• [Exercise goal]
Copy out the listing below line for line, with no changes, and omit the pictures.

• [Given information]
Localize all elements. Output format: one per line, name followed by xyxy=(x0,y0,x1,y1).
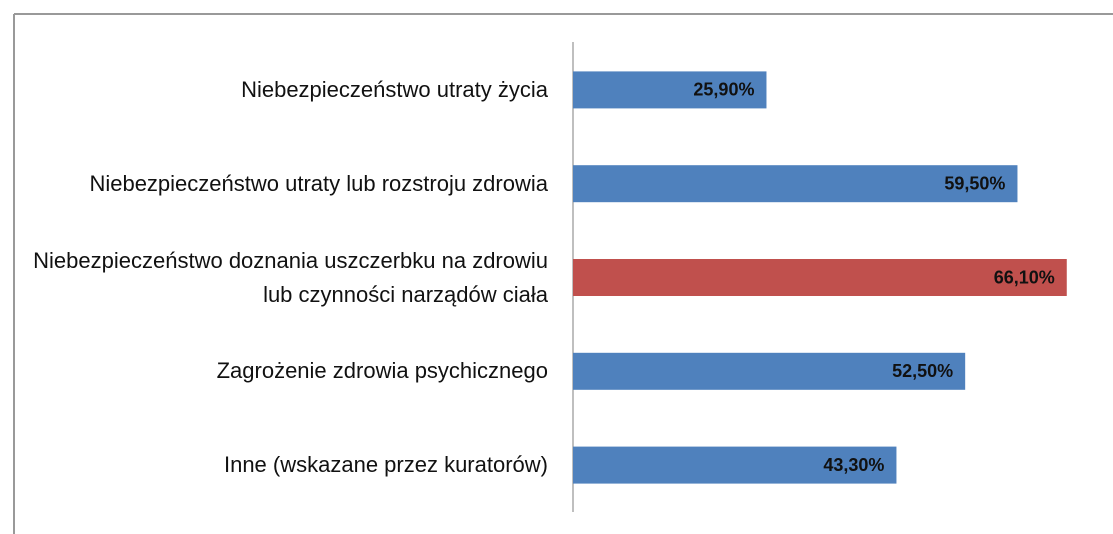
bar xyxy=(573,165,1018,203)
bar xyxy=(573,352,966,390)
bar xyxy=(573,259,1067,296)
category-label: Niebezpieczeństwo doznania uszczerbku na… xyxy=(33,247,548,307)
category-label: Inne (wskazane przez kuratorów) xyxy=(223,452,548,478)
category-label: Niebezpieczeństwo utraty lub rozstroju z… xyxy=(89,170,548,196)
value-label: 52,50% xyxy=(892,361,953,381)
value-label: 43,30% xyxy=(823,455,884,475)
value-label: 66,10% xyxy=(994,267,1055,287)
bar xyxy=(573,446,897,484)
value-label: 59,50% xyxy=(944,173,1005,193)
category-label: Zagrożenie zdrowia psychicznego xyxy=(216,358,548,384)
category-label: Niebezpieczeństwo utraty życia xyxy=(241,76,548,102)
bar xyxy=(573,71,767,109)
value-label: 25,90% xyxy=(693,80,754,100)
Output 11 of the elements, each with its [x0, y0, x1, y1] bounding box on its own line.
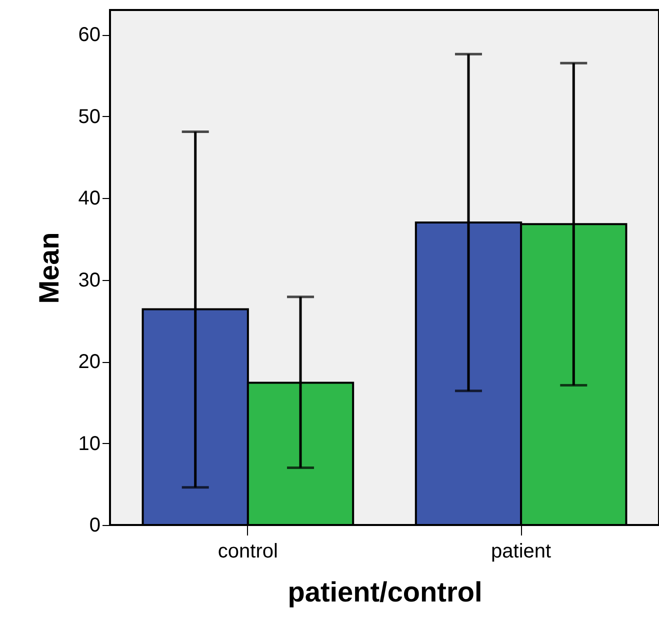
y-axis-title: Mean	[33, 232, 64, 304]
y-tick-label: 60	[78, 24, 100, 46]
x-axis-title: patient/control	[288, 576, 482, 608]
y-tick-label: 30	[78, 269, 100, 292]
y-tick-label: 20	[78, 351, 100, 374]
y-tick-label: 10	[78, 432, 100, 455]
x-tick-label: control	[218, 540, 278, 562]
y-tick-label: 50	[78, 106, 100, 128]
x-tick-label: patient	[491, 540, 552, 562]
y-tick-label: 40	[78, 188, 100, 210]
y-tick-label: 0	[89, 514, 100, 536]
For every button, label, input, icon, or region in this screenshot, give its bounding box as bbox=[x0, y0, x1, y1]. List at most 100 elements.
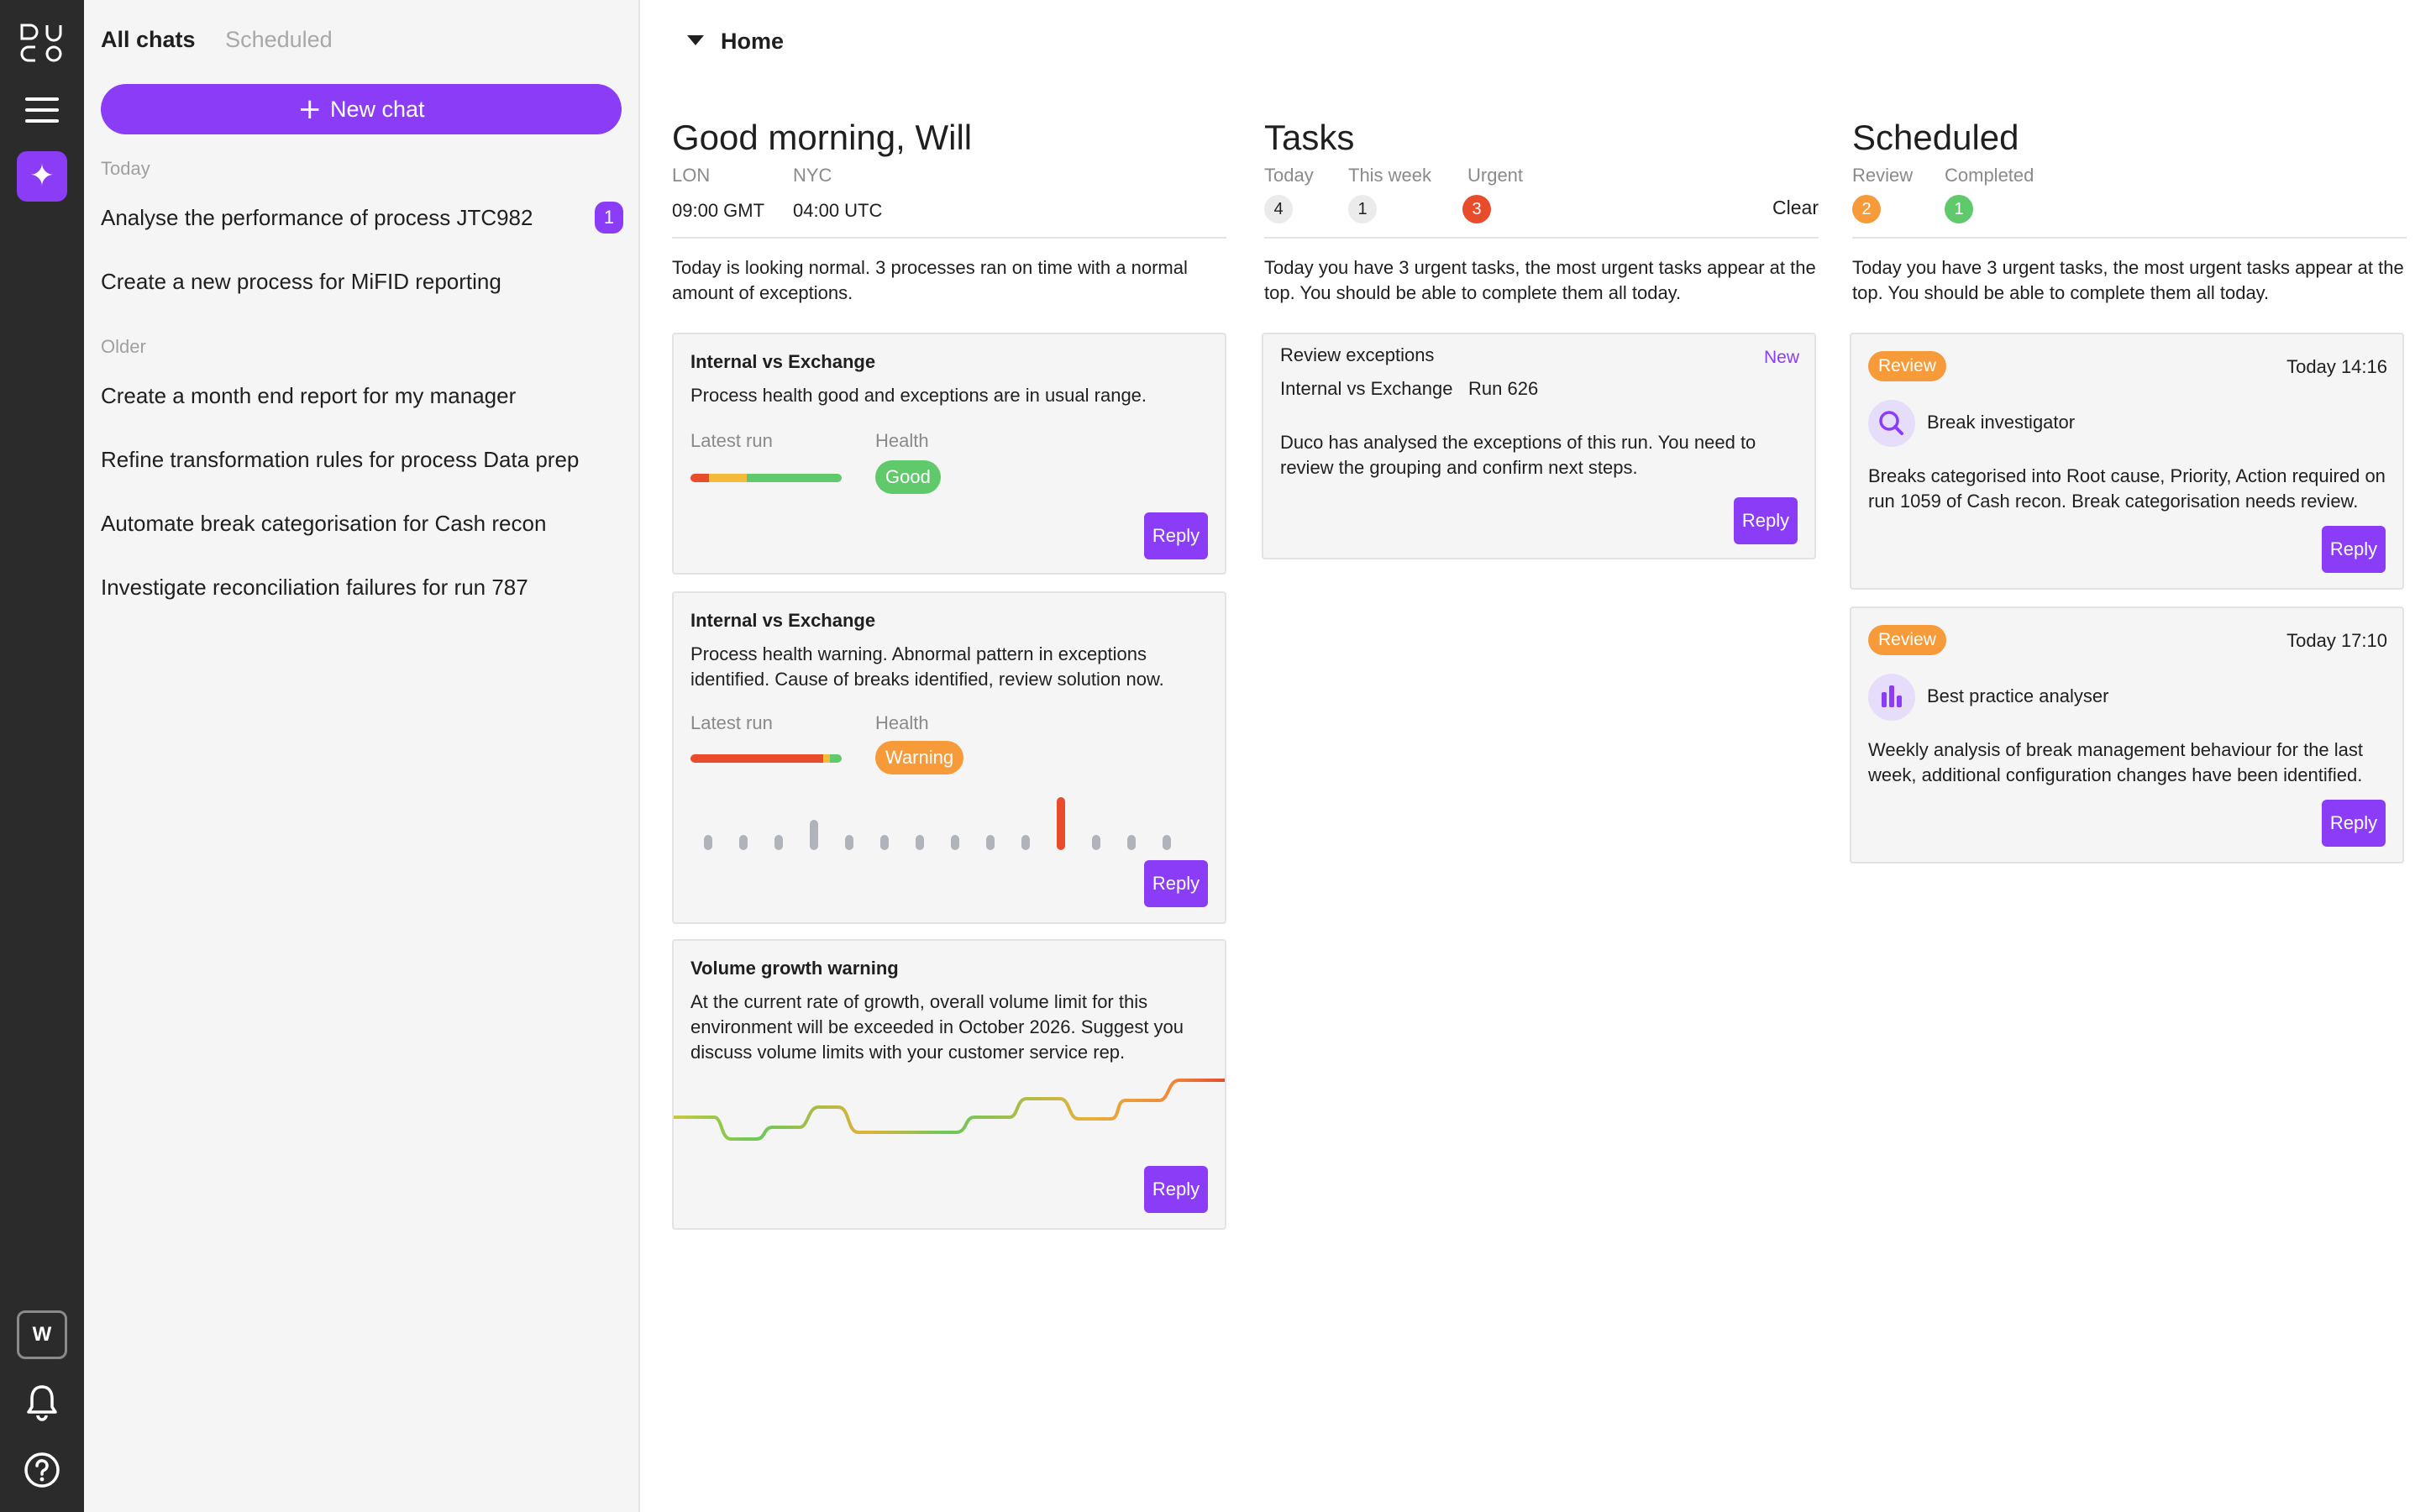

• [Expected answer]
Localize all elements. Output format: one per line, name followed by xyxy=(x0,y0,x1,y1).
bar xyxy=(573,165,1018,203)
bar xyxy=(573,352,966,390)
bar xyxy=(573,259,1067,296)
category-label: Niebezpieczeństwo doznania uszczerbku na… xyxy=(33,247,548,307)
category-label: Inne (wskazane przez kuratorów) xyxy=(223,452,548,478)
category-label: Niebezpieczeństwo utraty lub rozstroju z… xyxy=(89,170,548,196)
value-label: 52,50% xyxy=(892,361,953,381)
value-label: 43,30% xyxy=(823,455,884,475)
value-label: 66,10% xyxy=(994,267,1055,287)
bar xyxy=(573,446,897,484)
value-label: 59,50% xyxy=(944,173,1005,193)
category-label: Zagrożenie zdrowia psychicznego xyxy=(216,358,548,384)
category-label: Niebezpieczeństwo utraty życia xyxy=(241,76,548,102)
bar xyxy=(573,71,767,109)
value-label: 25,90% xyxy=(693,80,754,100)
Output 11 of the elements, each with its [x0, y0, x1, y1] bounding box on its own line.
y-axis-title: Mean	[33, 232, 64, 304]
y-tick-label: 60	[78, 24, 100, 46]
x-axis-title: patient/control	[288, 576, 482, 608]
y-tick-label: 30	[78, 269, 100, 292]
y-tick-label: 20	[78, 351, 100, 374]
y-tick-label: 10	[78, 432, 100, 455]
x-tick-label: control	[218, 540, 278, 562]
y-tick-label: 50	[78, 106, 100, 128]
x-tick-label: patient	[491, 540, 552, 562]
y-tick-label: 40	[78, 188, 100, 210]
y-tick-label: 0	[89, 514, 100, 536]
For every button, label, input, icon, or region in this screenshot, give its bounding box as bbox=[x0, y0, x1, y1]. List at most 100 elements.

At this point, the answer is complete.